[Dataset extract]
• • • • •

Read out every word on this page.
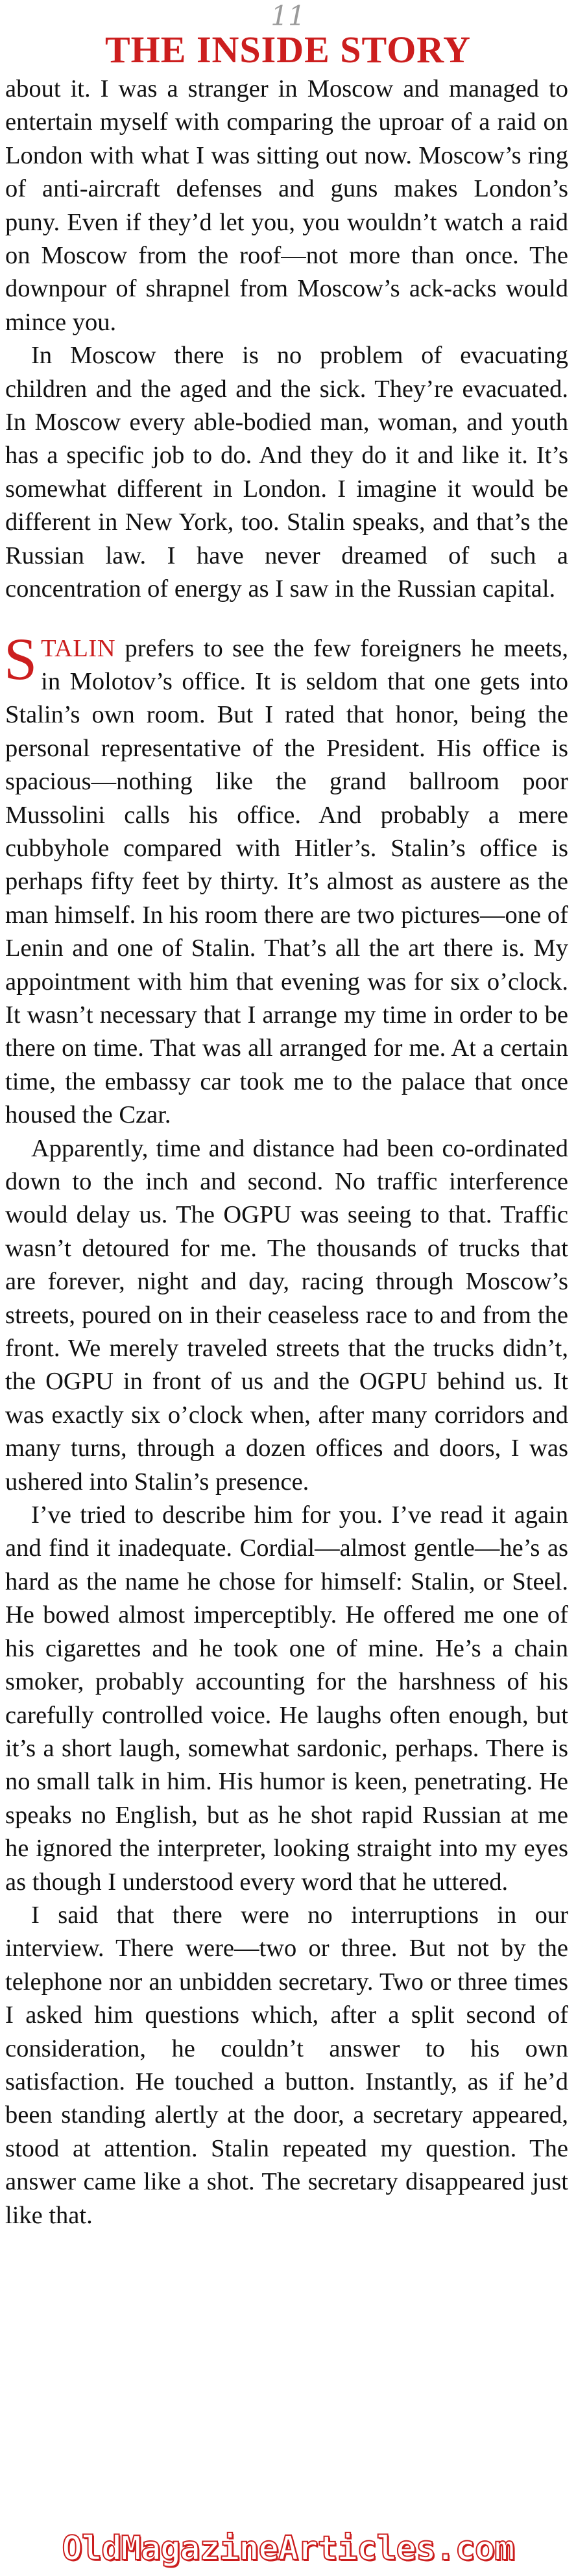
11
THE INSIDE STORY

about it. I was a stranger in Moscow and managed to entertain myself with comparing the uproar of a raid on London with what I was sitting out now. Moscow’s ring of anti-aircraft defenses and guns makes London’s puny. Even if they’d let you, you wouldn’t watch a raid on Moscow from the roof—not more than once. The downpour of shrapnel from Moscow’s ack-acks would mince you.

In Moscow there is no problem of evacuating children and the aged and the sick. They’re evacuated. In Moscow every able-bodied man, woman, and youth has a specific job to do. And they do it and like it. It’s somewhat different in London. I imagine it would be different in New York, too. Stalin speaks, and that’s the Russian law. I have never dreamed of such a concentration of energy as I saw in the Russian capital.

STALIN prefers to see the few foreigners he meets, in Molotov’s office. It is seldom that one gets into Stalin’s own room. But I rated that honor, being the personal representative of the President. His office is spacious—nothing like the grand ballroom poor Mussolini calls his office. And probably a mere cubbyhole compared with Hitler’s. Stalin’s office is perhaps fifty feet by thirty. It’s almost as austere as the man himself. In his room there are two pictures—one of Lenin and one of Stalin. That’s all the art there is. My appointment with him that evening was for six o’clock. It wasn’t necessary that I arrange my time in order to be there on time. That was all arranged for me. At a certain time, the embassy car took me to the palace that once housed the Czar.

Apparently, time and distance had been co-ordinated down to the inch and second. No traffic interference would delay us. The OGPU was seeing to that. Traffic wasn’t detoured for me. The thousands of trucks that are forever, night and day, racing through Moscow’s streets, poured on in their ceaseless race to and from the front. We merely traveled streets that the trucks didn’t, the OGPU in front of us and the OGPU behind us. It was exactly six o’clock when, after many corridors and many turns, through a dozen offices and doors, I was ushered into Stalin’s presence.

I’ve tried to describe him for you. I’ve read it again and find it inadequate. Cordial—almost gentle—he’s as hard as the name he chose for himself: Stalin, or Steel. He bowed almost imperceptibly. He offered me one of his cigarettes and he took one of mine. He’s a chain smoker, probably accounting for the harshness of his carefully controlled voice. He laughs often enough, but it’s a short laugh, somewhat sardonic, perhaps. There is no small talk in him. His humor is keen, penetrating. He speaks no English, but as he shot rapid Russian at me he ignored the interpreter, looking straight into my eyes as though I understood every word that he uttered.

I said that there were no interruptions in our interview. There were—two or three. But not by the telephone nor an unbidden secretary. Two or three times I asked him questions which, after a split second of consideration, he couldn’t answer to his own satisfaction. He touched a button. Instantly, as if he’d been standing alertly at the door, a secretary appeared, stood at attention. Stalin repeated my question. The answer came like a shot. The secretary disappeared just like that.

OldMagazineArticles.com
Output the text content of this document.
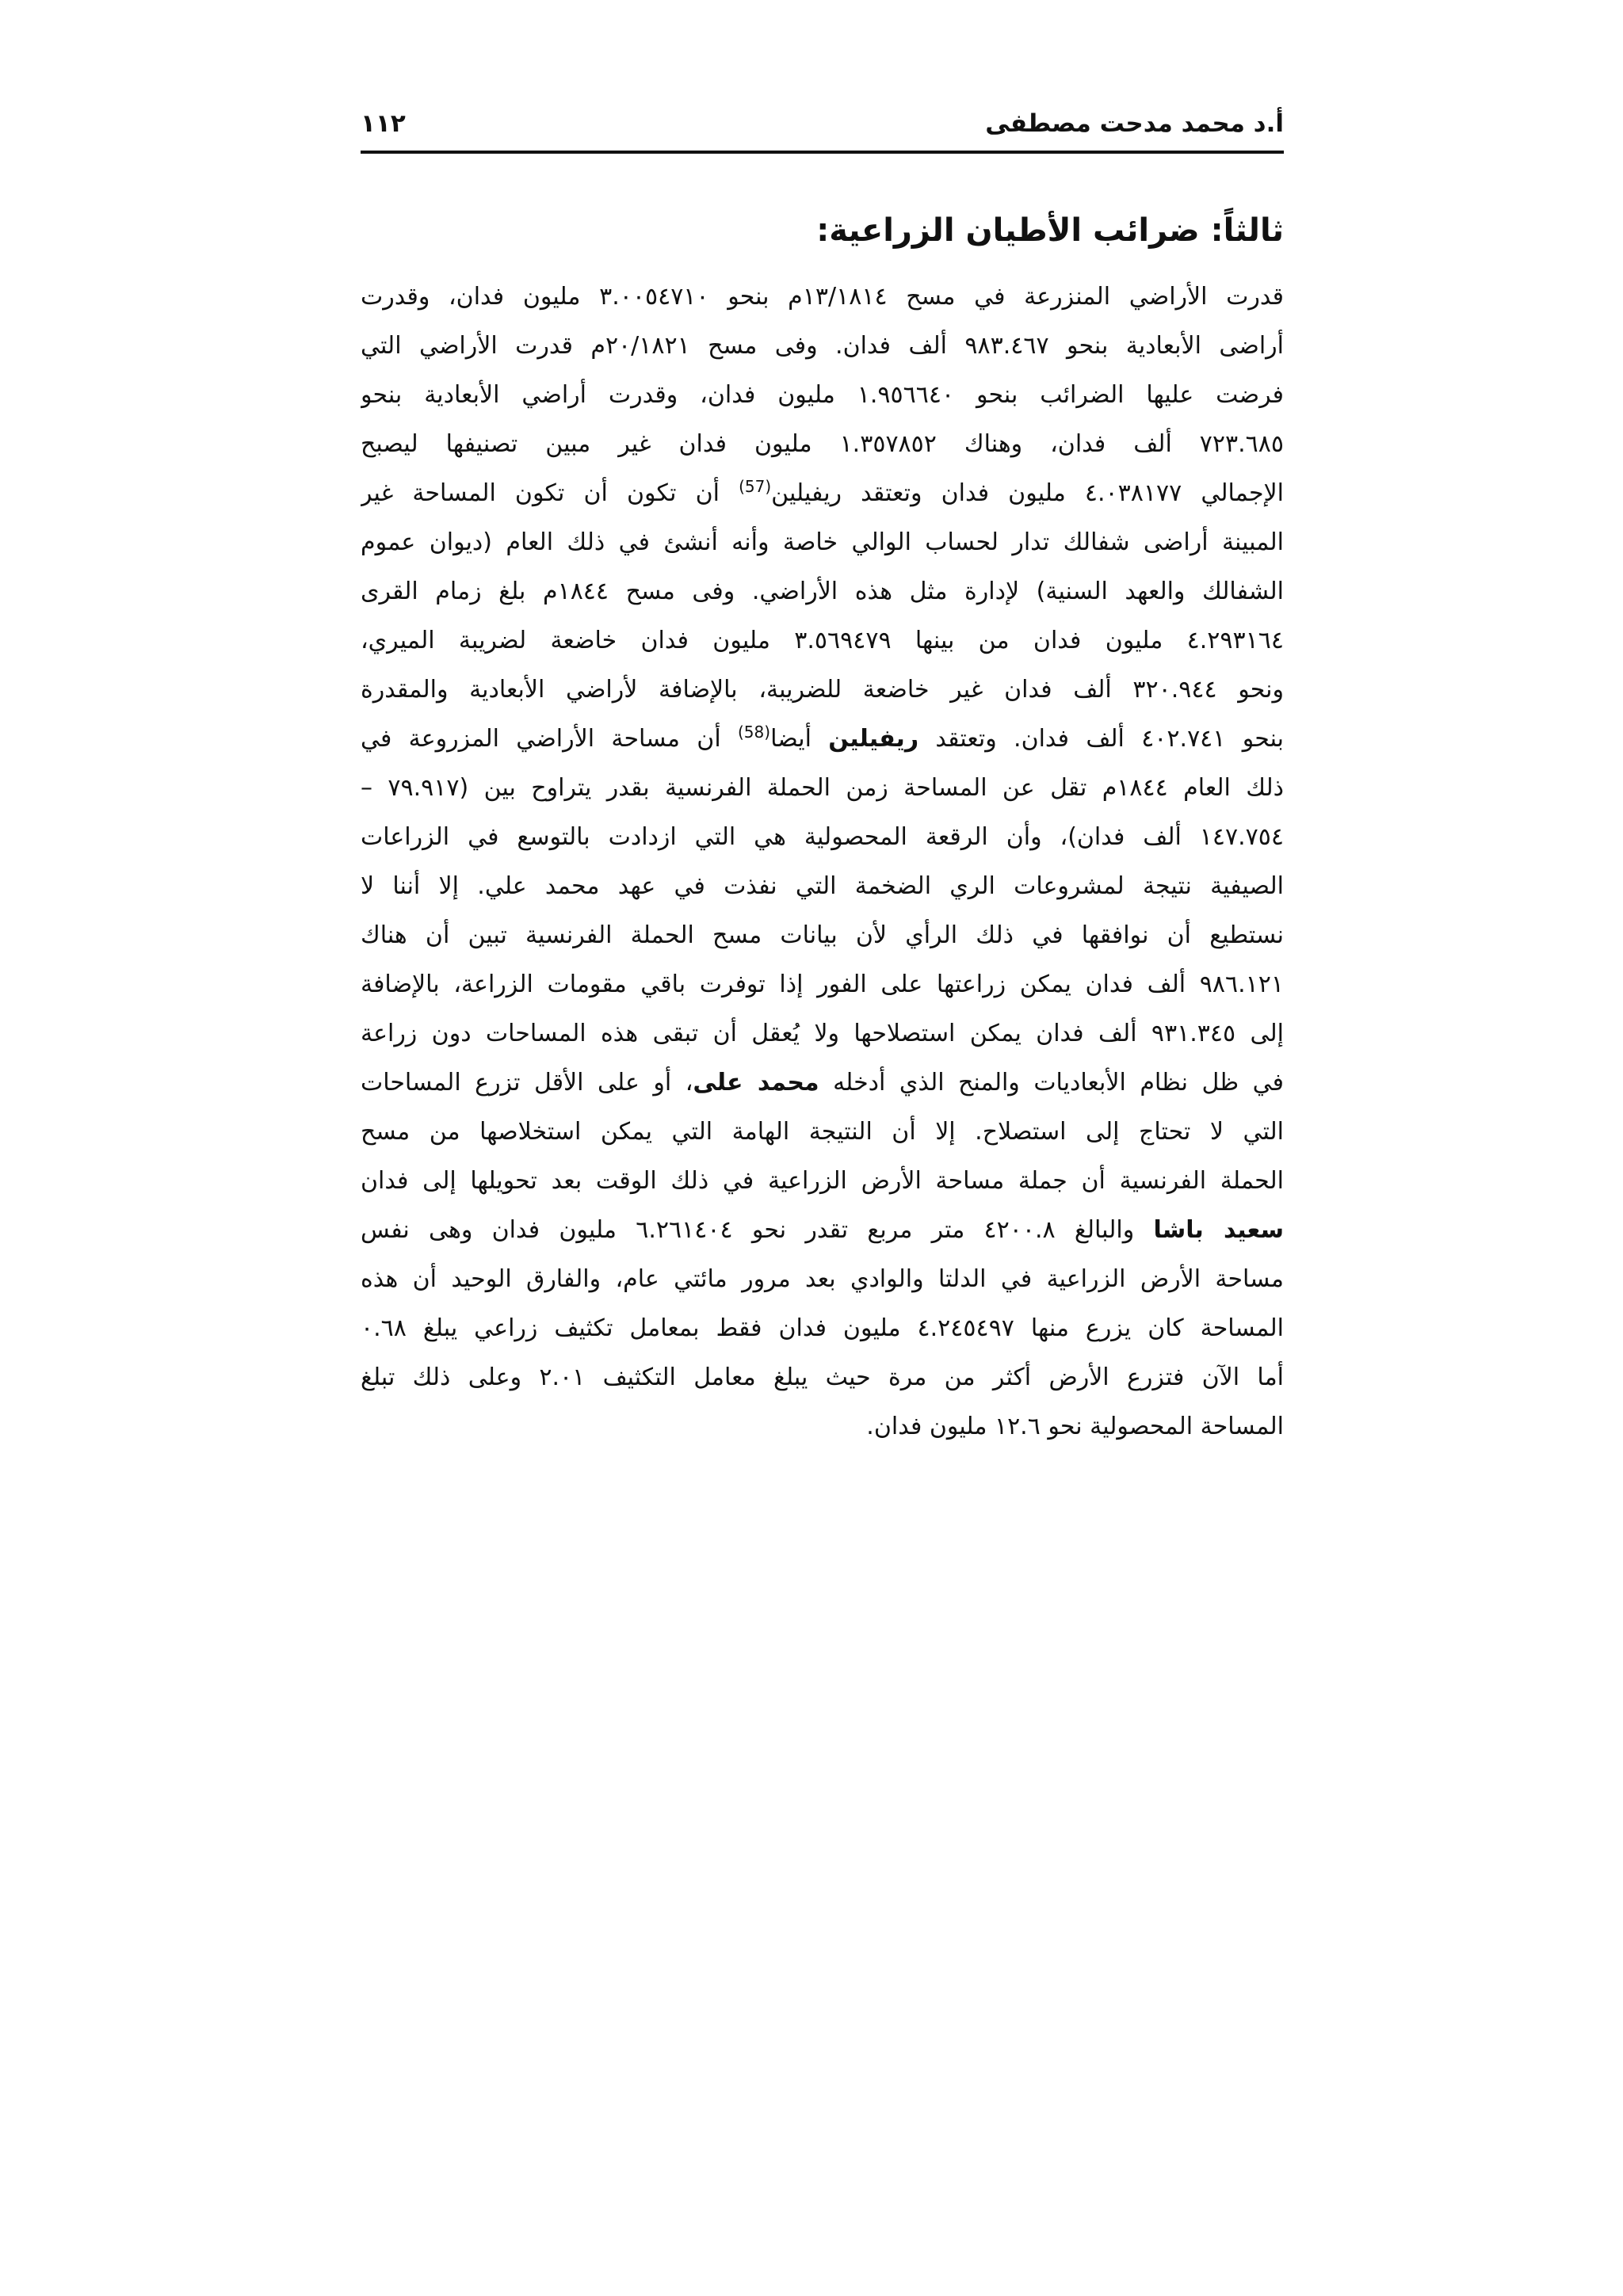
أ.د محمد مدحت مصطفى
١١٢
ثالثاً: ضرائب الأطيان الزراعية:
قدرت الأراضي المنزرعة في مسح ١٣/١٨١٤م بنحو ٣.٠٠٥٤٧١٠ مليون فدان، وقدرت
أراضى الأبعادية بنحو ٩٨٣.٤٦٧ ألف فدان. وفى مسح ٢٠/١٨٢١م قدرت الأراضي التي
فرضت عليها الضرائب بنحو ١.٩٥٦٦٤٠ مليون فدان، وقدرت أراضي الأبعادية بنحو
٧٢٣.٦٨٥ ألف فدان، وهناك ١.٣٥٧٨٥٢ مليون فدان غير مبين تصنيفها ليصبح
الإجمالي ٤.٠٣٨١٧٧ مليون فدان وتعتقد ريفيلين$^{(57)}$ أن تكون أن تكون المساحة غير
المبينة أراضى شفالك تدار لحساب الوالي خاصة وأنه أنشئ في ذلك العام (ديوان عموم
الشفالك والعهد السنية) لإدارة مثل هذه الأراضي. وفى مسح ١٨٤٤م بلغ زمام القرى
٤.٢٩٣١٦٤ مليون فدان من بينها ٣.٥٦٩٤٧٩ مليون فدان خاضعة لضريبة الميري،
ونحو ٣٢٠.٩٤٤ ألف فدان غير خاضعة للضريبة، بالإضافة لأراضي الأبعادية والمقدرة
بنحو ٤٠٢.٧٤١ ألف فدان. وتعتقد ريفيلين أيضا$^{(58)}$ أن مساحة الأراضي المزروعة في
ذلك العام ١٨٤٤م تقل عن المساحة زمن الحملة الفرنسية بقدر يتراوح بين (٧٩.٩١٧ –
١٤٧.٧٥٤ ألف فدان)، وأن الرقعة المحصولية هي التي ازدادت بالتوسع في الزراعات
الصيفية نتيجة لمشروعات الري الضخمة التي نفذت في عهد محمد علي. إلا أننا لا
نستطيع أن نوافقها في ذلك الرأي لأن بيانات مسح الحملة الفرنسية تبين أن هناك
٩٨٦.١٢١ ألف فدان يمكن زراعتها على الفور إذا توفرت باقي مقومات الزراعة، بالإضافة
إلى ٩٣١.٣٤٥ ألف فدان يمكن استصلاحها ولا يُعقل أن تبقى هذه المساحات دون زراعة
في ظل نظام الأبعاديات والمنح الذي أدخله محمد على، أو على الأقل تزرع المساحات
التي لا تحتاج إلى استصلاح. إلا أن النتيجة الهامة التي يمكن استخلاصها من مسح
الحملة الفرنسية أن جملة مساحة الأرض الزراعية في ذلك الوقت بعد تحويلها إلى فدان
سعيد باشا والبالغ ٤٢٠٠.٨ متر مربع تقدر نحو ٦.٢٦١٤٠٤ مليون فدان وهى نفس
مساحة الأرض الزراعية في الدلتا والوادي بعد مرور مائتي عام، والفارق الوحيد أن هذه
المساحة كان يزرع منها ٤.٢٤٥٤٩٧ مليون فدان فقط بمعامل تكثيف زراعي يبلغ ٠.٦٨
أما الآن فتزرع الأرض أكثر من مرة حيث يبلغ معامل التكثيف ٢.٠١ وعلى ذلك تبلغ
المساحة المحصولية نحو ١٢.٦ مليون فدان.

• • • • •

Leave out the pictures and return every record word for word.

[Task response]
Read out every word on this page.
11
THE INSIDE STORY

about it. I was a stranger in Moscow and managed to entertain myself with comparing the uproar of a raid on London with what I was sitting out now. Moscow’s ring of anti-aircraft defenses and guns makes London’s puny. Even if they’d let you, you wouldn’t watch a raid on Moscow from the roof—not more than once. The downpour of shrapnel from Moscow’s ack-acks would mince you.

In Moscow there is no problem of evacuating children and the aged and the sick. They’re evacuated. In Moscow every able-bodied man, woman, and youth has a specific job to do. And they do it and like it. It’s somewhat different in London. I imagine it would be different in New York, too. Stalin speaks, and that’s the Russian law. I have never dreamed of such a concentration of energy as I saw in the Russian capital.

STALIN prefers to see the few foreigners he meets, in Molotov’s office. It is seldom that one gets into Stalin’s own room. But I rated that honor, being the personal representative of the President. His office is spacious—nothing like the grand ballroom poor Mussolini calls his office. And probably a mere cubbyhole compared with Hitler’s. Stalin’s office is perhaps fifty feet by thirty. It’s almost as austere as the man himself. In his room there are two pictures—one of Lenin and one of Stalin. That’s all the art there is. My appointment with him that evening was for six o’clock. It wasn’t necessary that I arrange my time in order to be there on time. That was all arranged for me. At a certain time, the embassy car took me to the palace that once housed the Czar.

Apparently, time and distance had been co-ordinated down to the inch and second. No traffic interference would delay us. The OGPU was seeing to that. Traffic wasn’t detoured for me. The thousands of trucks that are forever, night and day, racing through Moscow’s streets, poured on in their ceaseless race to and from the front. We merely traveled streets that the trucks didn’t, the OGPU in front of us and the OGPU behind us. It was exactly six o’clock when, after many corridors and many turns, through a dozen offices and doors, I was ushered into Stalin’s presence.

I’ve tried to describe him for you. I’ve read it again and find it inadequate. Cordial—almost gentle—he’s as hard as the name he chose for himself: Stalin, or Steel. He bowed almost imperceptibly. He offered me one of his cigarettes and he took one of mine. He’s a chain smoker, probably accounting for the harshness of his carefully controlled voice. He laughs often enough, but it’s a short laugh, somewhat sardonic, perhaps. There is no small talk in him. His humor is keen, penetrating. He speaks no English, but as he shot rapid Russian at me he ignored the interpreter, looking straight into my eyes as though I understood every word that he uttered.

I said that there were no interruptions in our interview. There were—two or three. But not by the telephone nor an unbidden secretary. Two or three times I asked him questions which, after a split second of consideration, he couldn’t answer to his own satisfaction. He touched a button. Instantly, as if he’d been standing alertly at the door, a secretary appeared, stood at attention. Stalin repeated my question. The answer came like a shot. The secretary disappeared just like that.

OldMagazineArticles.com
Output the text content of this document.
أ.د محمد مدحت مصطفى
١١٢
ثالثاً: ضرائب الأطيان الزراعية:
قدرت الأراضي المنزرعة في مسح ١٣/١٨١٤م بنحو ٣.٠٠٥٤٧١٠ مليون فدان، وقدرت
أراضى الأبعادية بنحو ٩٨٣.٤٦٧ ألف فدان. وفى مسح ٢٠/١٨٢١م قدرت الأراضي التي
فرضت عليها الضرائب بنحو ١.٩٥٦٦٤٠ مليون فدان، وقدرت أراضي الأبعادية بنحو
٧٢٣.٦٨٥ ألف فدان، وهناك ١.٣٥٧٨٥٢ مليون فدان غير مبين تصنيفها ليصبح
الإجمالي ٤.٠٣٨١٧٧ مليون فدان وتعتقد ريفيلين$^{(57)}$ أن تكون أن تكون المساحة غير
المبينة أراضى شفالك تدار لحساب الوالي خاصة وأنه أنشئ في ذلك العام (ديوان عموم
الشفالك والعهد السنية) لإدارة مثل هذه الأراضي. وفى مسح ١٨٤٤م بلغ زمام القرى
٤.٢٩٣١٦٤ مليون فدان من بينها ٣.٥٦٩٤٧٩ مليون فدان خاضعة لضريبة الميري،
ونحو ٣٢٠.٩٤٤ ألف فدان غير خاضعة للضريبة، بالإضافة لأراضي الأبعادية والمقدرة
بنحو ٤٠٢.٧٤١ ألف فدان. وتعتقد ريفيلين أيضا$^{(58)}$ أن مساحة الأراضي المزروعة في
ذلك العام ١٨٤٤م تقل عن المساحة زمن الحملة الفرنسية بقدر يتراوح بين (٧٩.٩١٧ –
١٤٧.٧٥٤ ألف فدان)، وأن الرقعة المحصولية هي التي ازدادت بالتوسع في الزراعات
الصيفية نتيجة لمشروعات الري الضخمة التي نفذت في عهد محمد علي. إلا أننا لا
نستطيع أن نوافقها في ذلك الرأي لأن بيانات مسح الحملة الفرنسية تبين أن هناك
٩٨٦.١٢١ ألف فدان يمكن زراعتها على الفور إذا توفرت باقي مقومات الزراعة، بالإضافة
إلى ٩٣١.٣٤٥ ألف فدان يمكن استصلاحها ولا يُعقل أن تبقى هذه المساحات دون زراعة
في ظل نظام الأبعاديات والمنح الذي أدخله محمد على، أو على الأقل تزرع المساحات
التي لا تحتاج إلى استصلاح. إلا أن النتيجة الهامة التي يمكن استخلاصها من مسح
الحملة الفرنسية أن جملة مساحة الأرض الزراعية في ذلك الوقت بعد تحويلها إلى فدان
سعيد باشا والبالغ ٤٢٠٠.٨ متر مربع تقدر نحو ٦.٢٦١٤٠٤ مليون فدان وهى نفس
مساحة الأرض الزراعية في الدلتا والوادي بعد مرور مائتي عام، والفارق الوحيد أن هذه
المساحة كان يزرع منها ٤.٢٤٥٤٩٧ مليون فدان فقط بمعامل تكثيف زراعي يبلغ ٠.٦٨
أما الآن فتزرع الأرض أكثر من مرة حيث يبلغ معامل التكثيف ٢.٠١ وعلى ذلك تبلغ
المساحة المحصولية نحو ١٢.٦ مليون فدان.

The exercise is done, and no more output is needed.